* WRITTEN INSTRUCTION *
Output the data below in full, character for character.
"""
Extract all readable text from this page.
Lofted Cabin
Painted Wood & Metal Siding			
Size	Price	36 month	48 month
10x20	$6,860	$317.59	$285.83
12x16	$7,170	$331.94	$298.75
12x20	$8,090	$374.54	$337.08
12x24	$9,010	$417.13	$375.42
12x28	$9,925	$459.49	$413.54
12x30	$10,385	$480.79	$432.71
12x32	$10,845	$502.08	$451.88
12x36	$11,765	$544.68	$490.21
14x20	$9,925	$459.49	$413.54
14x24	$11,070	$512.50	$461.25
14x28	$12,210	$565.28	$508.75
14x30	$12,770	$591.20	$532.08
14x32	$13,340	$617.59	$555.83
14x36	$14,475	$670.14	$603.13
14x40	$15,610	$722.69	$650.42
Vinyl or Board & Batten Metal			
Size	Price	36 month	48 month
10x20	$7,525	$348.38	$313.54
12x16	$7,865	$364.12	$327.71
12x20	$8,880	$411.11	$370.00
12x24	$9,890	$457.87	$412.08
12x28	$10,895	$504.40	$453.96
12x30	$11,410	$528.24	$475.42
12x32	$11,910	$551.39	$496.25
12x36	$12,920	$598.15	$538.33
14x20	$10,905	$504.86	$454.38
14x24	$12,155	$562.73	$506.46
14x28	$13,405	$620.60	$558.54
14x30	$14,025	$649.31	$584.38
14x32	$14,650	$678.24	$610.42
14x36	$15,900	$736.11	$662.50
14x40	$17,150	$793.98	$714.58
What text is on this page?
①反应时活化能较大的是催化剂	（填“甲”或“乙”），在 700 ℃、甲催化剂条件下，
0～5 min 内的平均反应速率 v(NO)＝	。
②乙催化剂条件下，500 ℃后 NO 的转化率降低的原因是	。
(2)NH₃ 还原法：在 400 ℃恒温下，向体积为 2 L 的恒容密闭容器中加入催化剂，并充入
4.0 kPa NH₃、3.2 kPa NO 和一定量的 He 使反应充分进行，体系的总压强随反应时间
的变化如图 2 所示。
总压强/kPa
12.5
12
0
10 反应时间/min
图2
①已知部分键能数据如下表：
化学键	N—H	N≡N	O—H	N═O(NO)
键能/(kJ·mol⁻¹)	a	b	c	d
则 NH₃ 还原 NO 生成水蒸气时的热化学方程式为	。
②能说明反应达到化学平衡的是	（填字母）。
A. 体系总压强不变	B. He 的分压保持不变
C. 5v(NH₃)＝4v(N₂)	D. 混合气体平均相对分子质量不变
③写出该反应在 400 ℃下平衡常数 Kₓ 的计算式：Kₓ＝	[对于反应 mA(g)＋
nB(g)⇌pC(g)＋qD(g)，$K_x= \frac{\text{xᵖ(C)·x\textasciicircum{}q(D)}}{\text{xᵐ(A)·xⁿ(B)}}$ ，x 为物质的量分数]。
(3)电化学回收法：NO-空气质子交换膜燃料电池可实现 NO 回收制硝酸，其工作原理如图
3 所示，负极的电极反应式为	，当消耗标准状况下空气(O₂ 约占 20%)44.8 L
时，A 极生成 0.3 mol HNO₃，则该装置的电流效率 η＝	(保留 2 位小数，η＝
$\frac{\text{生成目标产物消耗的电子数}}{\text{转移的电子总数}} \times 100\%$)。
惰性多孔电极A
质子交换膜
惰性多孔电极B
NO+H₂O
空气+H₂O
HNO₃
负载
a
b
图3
"""
* RESULT BELOW *
Extract all readable text from this page.
Lofted Cabin
Painted Wood & Metal Siding			
Size	Price	36 month	48 month
10x20	$6,860	$317.59	$285.83
12x16	$7,170	$331.94	$298.75
12x20	$8,090	$374.54	$337.08
12x24	$9,010	$417.13	$375.42
12x28	$9,925	$459.49	$413.54
12x30	$10,385	$480.79	$432.71
12x32	$10,845	$502.08	$451.88
12x36	$11,765	$544.68	$490.21
14x20	$9,925	$459.49	$413.54
14x24	$11,070	$512.50	$461.25
14x28	$12,210	$565.28	$508.75
14x30	$12,770	$591.20	$532.08
14x32	$13,340	$617.59	$555.83
14x36	$14,475	$670.14	$603.13
14x40	$15,610	$722.69	$650.42
Vinyl or Board & Batten Metal			
Size	Price	36 month	48 month
10x20	$7,525	$348.38	$313.54
12x16	$7,865	$364.12	$327.71
12x20	$8,880	$411.11	$370.00
12x24	$9,890	$457.87	$412.08
12x28	$10,895	$504.40	$453.96
12x30	$11,410	$528.24	$475.42
12x32	$11,910	$551.39	$496.25
12x36	$12,920	$598.15	$538.33
14x20	$10,905	$504.86	$454.38
14x24	$12,155	$562.73	$506.46
14x28	$13,405	$620.60	$558.54
14x30	$14,025	$649.31	$584.38
14x32	$14,650	$678.24	$610.42
14x36	$15,900	$736.11	$662.50
14x40	$17,150	$793.98	$714.58
What text is on this page?
①反应时活化能较大的是催化剂	（填“甲”或“乙”），在 700 ℃、甲催化剂条件下，
0～5 min 内的平均反应速率 v(NO)＝	。
②乙催化剂条件下，500 ℃后 NO 的转化率降低的原因是	。
(2)NH₃ 还原法：在 400 ℃恒温下，向体积为 2 L 的恒容密闭容器中加入催化剂，并充入
4.0 kPa NH₃、3.2 kPa NO 和一定量的 He 使反应充分进行，体系的总压强随反应时间
的变化如图 2 所示。
总压强/kPa
12.5
12
0
10 反应时间/min
图2
①已知部分键能数据如下表：
化学键	N—H	N≡N	O—H	N═O(NO)
键能/(kJ·mol⁻¹)	a	b	c	d
则 NH₃ 还原 NO 生成水蒸气时的热化学方程式为	。
②能说明反应达到化学平衡的是	（填字母）。
A. 体系总压强不变	B. He 的分压保持不变
C. 5v(NH₃)＝4v(N₂)	D. 混合气体平均相对分子质量不变
③写出该反应在 400 ℃下平衡常数 Kₓ 的计算式：Kₓ＝	[对于反应 mA(g)＋
nB(g)⇌pC(g)＋qD(g)，$K_x= \frac{\text{xᵖ(C)·x\textasciicircum{}q(D)}}{\text{xᵐ(A)·xⁿ(B)}}$ ，x 为物质的量分数]。
(3)电化学回收法：NO-空气质子交换膜燃料电池可实现 NO 回收制硝酸，其工作原理如图
3 所示，负极的电极反应式为	，当消耗标准状况下空气(O₂ 约占 20%)44.8 L
时，A 极生成 0.3 mol HNO₃，则该装置的电流效率 η＝	(保留 2 位小数，η＝
$\frac{\text{生成目标产物消耗的电子数}}{\text{转移的电子总数}} \times 100\%$)。
惰性多孔电极A
质子交换膜
惰性多孔电极B
NO+H₂O
空气+H₂O
HNO₃
负载
a
b
图3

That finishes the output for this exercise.